What is needed
Each line that holds the word "المبتدأ" should be returned.

Dataset records
** begin **
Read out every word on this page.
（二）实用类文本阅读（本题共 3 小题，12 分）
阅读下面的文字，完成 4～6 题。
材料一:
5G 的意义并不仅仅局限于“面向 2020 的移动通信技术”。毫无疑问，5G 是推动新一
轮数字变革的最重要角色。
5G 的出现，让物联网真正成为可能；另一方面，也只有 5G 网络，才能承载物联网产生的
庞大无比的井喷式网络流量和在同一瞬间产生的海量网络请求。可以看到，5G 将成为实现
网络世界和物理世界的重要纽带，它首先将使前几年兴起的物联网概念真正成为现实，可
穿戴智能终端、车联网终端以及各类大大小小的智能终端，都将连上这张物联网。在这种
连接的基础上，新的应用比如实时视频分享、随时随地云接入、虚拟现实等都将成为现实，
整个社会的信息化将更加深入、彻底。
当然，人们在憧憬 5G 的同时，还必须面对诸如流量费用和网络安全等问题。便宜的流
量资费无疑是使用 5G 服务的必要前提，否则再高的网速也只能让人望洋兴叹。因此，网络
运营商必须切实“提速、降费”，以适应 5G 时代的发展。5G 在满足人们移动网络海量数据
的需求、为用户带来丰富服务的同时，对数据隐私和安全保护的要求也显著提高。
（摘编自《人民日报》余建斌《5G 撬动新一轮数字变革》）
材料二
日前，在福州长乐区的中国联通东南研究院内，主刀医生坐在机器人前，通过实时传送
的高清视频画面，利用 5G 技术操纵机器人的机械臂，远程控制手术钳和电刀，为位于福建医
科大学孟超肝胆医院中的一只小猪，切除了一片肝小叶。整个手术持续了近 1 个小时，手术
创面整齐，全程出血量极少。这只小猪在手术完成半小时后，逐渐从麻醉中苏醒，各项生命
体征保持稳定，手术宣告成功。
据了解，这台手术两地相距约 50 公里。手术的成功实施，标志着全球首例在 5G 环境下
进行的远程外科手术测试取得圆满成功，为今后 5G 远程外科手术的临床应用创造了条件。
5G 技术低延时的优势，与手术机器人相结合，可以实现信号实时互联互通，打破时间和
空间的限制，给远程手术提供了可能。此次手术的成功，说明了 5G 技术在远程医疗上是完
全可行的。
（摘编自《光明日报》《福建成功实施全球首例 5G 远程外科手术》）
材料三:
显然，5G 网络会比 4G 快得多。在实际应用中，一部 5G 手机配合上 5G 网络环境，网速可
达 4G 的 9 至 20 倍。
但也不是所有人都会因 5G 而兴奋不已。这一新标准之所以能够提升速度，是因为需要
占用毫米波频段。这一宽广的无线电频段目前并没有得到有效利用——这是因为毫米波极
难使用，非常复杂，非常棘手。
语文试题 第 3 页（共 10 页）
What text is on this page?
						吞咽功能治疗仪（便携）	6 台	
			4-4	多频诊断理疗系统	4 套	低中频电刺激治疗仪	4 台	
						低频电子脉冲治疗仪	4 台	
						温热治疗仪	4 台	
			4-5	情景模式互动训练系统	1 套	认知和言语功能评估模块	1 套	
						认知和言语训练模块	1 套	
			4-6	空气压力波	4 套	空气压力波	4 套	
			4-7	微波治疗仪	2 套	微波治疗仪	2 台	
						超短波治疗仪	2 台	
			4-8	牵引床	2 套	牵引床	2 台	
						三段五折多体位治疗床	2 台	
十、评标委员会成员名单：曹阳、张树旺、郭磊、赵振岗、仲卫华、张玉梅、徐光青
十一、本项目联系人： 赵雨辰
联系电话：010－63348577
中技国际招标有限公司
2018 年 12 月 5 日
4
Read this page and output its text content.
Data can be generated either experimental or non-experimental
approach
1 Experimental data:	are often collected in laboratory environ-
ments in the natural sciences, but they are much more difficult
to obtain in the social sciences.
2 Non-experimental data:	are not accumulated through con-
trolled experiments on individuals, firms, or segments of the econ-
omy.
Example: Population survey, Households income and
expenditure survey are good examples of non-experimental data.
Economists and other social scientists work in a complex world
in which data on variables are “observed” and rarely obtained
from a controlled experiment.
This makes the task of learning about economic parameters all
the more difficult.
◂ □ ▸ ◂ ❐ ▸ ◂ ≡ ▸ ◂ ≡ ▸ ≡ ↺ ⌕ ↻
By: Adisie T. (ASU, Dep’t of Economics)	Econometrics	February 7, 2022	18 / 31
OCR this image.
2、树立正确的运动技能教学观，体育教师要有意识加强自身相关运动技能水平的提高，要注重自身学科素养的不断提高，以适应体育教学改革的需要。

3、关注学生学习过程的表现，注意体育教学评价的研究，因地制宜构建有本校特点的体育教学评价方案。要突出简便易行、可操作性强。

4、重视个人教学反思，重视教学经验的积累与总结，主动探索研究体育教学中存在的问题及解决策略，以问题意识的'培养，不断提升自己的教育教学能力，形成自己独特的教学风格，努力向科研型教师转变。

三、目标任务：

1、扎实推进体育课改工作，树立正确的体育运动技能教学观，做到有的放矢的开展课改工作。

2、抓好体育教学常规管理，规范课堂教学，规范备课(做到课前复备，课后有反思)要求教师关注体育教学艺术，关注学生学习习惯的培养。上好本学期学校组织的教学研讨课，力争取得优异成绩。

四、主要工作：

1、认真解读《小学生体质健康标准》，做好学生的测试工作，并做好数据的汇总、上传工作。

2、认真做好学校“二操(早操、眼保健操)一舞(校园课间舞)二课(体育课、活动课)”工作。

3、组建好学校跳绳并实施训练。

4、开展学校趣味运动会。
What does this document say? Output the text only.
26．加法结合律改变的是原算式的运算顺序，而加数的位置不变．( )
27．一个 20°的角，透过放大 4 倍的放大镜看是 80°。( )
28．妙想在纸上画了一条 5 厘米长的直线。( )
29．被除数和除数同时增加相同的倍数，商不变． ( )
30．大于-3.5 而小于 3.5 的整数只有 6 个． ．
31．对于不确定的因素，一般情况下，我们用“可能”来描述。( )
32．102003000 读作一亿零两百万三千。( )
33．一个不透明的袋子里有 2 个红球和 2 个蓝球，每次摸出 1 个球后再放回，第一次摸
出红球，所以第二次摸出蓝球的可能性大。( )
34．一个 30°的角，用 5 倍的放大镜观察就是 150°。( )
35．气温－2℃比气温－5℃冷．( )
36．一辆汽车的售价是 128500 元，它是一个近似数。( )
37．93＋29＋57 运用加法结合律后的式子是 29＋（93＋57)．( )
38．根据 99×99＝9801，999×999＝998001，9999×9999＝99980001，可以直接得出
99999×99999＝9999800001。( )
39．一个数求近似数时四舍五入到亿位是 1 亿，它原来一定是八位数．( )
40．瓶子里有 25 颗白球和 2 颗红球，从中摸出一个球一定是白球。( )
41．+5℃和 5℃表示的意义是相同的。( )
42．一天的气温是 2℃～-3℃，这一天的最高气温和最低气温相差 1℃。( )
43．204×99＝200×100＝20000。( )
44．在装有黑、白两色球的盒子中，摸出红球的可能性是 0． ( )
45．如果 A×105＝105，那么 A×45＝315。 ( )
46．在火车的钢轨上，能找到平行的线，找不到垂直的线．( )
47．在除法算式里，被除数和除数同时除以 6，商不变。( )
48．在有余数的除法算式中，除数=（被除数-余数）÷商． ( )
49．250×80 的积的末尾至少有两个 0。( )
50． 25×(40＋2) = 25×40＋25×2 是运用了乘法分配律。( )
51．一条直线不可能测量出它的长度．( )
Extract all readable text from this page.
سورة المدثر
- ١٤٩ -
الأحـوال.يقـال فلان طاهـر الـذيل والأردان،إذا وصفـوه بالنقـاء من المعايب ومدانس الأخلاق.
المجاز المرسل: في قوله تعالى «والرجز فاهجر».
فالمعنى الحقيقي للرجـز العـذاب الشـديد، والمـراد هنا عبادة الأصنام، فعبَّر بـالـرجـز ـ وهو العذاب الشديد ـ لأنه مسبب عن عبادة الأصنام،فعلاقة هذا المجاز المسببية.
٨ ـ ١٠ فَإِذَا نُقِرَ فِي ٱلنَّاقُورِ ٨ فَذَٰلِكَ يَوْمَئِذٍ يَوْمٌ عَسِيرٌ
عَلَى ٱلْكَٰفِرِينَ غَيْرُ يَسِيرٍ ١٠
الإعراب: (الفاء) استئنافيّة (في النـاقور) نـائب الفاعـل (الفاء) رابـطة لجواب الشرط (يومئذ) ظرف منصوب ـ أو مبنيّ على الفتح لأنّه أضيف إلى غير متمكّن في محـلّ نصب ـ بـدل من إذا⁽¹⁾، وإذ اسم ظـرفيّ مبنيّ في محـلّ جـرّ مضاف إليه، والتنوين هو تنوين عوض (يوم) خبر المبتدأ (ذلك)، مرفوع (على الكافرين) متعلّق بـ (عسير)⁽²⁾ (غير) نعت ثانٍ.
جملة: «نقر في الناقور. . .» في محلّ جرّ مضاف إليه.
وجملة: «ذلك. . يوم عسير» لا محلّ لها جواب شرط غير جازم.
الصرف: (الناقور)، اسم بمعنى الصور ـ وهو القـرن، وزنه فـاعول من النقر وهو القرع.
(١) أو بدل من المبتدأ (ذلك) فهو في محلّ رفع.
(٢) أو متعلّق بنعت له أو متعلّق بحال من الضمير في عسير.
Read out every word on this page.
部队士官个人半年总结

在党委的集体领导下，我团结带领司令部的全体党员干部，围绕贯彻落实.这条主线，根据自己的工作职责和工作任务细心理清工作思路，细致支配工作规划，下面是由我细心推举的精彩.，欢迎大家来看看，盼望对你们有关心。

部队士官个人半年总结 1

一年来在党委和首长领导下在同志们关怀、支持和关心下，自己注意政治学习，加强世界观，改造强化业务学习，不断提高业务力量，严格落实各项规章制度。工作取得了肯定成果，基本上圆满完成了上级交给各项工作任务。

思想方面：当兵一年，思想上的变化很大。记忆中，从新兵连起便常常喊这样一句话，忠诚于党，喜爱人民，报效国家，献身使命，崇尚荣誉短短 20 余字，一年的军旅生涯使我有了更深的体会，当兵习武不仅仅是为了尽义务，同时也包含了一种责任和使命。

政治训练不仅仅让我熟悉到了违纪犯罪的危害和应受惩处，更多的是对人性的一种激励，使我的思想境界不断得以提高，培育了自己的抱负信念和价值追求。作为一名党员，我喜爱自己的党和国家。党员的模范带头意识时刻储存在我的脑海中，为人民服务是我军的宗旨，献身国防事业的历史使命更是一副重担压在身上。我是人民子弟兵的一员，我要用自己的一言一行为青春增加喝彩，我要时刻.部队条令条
** end **
Result
الإعراب: (الفاء) استئنافيّة (في النـاقور) نـائب الفاعـل (الفاء) رابـطة لجواب الشرط (يومئذ) ظرف منصوب ـ أو مبنيّ على الفتح لأنّه أضيف إلى غير متمكّن في محـلّ نصب ـ بـدل من إذا⁽¹⁾، وإذ اسم ظـرفيّ مبنيّ في محـلّ جـرّ مضاف إليه، والتنوين هو تنوين عوض (يوم) خبر المبتدأ (ذلك)، مرفوع (على الكافرين) متعلّق بـ (عسير)⁽²⁾ (غير) نعت ثانٍ.
(١) أو بدل من المبتدأ (ذلك) فهو في محلّ رفع.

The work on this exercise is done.